Read the listing and extract each line that includes the word "consent".
╭─ Records for the exercise
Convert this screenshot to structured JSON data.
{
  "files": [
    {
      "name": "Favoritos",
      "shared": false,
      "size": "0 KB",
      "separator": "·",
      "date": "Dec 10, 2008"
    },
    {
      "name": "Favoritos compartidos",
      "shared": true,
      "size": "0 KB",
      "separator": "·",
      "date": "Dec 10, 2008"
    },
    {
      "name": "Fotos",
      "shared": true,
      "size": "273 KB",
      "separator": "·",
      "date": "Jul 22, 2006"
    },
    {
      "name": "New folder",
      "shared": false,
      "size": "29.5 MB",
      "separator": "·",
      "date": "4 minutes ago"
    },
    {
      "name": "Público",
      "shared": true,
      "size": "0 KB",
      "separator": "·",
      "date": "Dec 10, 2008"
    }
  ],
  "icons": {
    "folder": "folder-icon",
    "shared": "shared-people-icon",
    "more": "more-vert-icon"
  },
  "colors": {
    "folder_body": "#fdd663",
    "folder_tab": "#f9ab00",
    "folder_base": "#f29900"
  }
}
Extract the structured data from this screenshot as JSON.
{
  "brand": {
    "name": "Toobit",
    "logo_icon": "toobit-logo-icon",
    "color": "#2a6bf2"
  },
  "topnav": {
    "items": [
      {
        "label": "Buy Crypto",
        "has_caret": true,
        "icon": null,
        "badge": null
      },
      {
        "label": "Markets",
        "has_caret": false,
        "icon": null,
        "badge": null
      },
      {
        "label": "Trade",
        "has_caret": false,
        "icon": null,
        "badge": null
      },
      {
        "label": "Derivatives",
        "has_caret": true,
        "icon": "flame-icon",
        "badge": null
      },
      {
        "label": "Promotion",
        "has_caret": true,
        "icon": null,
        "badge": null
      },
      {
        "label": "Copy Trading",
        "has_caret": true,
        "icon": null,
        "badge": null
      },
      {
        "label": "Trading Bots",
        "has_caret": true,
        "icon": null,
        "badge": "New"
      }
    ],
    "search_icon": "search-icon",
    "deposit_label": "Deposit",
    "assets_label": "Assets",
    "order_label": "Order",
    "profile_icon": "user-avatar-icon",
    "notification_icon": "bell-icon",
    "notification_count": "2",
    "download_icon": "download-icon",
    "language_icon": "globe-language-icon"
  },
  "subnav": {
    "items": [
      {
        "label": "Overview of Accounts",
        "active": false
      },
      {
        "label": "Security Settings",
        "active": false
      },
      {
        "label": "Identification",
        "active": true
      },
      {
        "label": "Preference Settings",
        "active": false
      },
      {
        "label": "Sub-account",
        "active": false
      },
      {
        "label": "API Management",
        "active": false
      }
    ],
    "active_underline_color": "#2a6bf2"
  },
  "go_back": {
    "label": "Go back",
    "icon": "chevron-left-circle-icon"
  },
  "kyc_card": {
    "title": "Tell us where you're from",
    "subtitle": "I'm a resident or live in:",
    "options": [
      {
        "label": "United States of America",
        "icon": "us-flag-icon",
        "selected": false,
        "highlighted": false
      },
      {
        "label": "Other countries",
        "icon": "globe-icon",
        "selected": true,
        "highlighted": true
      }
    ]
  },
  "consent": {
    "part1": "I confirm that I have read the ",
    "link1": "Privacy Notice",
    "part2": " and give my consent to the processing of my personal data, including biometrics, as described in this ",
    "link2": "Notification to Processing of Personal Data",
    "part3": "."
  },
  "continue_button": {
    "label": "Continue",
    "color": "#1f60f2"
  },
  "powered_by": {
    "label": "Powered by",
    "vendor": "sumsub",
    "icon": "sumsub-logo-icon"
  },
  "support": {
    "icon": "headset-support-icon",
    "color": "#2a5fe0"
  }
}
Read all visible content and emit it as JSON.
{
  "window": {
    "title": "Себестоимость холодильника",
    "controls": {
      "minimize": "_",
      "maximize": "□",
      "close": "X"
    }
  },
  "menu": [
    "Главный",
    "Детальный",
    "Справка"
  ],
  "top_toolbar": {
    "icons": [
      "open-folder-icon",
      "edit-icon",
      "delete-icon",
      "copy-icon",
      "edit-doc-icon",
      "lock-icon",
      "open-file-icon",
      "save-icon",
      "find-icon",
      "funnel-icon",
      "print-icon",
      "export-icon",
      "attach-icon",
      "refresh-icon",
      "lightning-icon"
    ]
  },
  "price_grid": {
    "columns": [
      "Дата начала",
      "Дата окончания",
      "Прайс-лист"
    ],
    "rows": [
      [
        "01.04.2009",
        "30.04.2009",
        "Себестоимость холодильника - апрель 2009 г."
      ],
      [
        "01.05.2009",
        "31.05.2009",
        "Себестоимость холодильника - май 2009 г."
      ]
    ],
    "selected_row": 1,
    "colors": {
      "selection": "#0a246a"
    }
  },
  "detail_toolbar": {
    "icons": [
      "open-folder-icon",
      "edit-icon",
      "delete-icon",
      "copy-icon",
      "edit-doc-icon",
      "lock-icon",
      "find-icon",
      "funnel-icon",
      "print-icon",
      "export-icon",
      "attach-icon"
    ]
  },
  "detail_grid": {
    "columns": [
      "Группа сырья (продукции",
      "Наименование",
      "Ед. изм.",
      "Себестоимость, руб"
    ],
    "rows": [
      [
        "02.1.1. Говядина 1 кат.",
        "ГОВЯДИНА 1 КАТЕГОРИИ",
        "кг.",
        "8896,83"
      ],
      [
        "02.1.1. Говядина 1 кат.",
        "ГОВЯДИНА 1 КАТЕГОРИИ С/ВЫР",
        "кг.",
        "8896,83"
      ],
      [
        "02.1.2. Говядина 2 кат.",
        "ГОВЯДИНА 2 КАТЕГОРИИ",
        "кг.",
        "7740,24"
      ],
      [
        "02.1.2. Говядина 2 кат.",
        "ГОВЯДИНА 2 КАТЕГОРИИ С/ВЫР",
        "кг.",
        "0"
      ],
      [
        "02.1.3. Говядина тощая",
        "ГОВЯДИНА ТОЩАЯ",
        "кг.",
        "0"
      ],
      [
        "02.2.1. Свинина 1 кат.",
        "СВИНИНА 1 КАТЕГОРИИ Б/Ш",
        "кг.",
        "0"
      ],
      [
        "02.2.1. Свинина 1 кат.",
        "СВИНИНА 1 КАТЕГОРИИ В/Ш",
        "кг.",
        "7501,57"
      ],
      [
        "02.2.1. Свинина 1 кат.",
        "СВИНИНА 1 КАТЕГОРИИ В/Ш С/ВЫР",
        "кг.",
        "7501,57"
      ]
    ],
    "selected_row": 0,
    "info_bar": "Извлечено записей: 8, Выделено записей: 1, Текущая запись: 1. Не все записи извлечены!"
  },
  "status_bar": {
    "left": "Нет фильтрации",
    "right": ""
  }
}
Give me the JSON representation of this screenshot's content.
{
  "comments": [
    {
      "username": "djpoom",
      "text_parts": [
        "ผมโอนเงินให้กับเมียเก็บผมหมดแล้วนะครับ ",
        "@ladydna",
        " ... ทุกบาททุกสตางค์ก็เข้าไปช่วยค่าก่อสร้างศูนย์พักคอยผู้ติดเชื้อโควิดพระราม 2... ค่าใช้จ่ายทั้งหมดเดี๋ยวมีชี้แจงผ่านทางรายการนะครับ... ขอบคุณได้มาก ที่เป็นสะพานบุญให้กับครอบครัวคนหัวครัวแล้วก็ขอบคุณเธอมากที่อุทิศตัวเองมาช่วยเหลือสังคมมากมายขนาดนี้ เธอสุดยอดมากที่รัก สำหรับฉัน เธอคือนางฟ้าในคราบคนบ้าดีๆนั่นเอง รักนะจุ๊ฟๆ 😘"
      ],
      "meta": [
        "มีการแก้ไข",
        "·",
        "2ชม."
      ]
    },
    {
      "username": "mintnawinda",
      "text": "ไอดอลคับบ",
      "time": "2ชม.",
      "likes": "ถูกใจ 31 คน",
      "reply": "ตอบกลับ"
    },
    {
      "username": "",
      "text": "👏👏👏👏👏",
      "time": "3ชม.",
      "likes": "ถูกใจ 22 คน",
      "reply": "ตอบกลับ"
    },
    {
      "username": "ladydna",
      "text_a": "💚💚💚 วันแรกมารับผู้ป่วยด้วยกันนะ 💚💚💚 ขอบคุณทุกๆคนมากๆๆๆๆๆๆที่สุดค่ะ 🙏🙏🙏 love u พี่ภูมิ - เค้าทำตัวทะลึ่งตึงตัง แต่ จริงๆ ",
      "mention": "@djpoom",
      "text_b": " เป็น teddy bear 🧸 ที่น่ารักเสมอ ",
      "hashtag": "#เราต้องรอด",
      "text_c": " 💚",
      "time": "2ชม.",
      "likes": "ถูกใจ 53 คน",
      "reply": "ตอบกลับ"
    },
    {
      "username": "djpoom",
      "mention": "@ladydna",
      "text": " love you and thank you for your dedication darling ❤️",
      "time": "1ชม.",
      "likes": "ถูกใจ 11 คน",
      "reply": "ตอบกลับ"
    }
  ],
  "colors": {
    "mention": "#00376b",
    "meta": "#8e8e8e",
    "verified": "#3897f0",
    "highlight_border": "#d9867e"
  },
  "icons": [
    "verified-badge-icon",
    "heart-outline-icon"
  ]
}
╰─
**Completed exercise**
  "consent": {
    "part2": " and give my consent to the processing of my personal data, including biometrics, as described in this ",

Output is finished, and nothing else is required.